**WRITTEN TASK**
Copy every line from the records below that holds the word "text".

begin DATA EXCERPTS

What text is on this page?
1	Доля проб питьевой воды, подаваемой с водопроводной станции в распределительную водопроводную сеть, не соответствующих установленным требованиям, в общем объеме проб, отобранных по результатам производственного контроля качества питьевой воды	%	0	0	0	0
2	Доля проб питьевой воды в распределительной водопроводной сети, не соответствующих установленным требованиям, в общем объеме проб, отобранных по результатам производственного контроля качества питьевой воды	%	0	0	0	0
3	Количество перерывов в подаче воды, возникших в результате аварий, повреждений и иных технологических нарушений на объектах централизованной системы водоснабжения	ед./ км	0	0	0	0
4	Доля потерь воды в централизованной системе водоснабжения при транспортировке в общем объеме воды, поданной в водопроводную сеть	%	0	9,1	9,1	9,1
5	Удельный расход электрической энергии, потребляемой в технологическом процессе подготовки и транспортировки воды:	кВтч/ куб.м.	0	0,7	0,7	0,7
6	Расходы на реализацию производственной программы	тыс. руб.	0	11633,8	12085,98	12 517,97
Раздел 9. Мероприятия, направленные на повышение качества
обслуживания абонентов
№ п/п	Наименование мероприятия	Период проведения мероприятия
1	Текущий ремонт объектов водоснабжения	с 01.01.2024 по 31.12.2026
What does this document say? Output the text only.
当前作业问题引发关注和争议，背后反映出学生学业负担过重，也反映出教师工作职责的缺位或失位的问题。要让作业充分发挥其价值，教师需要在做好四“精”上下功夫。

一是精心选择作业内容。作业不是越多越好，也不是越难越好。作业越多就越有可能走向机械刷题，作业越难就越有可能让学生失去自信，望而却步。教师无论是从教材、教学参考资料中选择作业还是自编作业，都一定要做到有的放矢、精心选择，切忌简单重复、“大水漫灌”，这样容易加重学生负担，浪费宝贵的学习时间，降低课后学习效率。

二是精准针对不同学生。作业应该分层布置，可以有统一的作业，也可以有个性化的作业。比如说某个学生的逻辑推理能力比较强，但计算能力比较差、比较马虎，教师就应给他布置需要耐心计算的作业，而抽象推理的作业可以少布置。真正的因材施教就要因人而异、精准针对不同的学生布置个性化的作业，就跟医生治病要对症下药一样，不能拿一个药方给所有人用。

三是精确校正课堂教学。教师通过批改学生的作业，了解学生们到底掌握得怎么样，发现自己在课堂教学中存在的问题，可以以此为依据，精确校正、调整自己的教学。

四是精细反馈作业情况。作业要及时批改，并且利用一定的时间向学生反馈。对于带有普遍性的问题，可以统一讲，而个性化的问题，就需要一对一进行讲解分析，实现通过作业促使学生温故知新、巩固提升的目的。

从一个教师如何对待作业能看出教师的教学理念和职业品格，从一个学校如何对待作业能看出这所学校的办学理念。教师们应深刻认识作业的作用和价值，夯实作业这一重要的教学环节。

end DATA EXCERPTS

**ANSWER**
What text is on this page?
What does this document say? Output the text only.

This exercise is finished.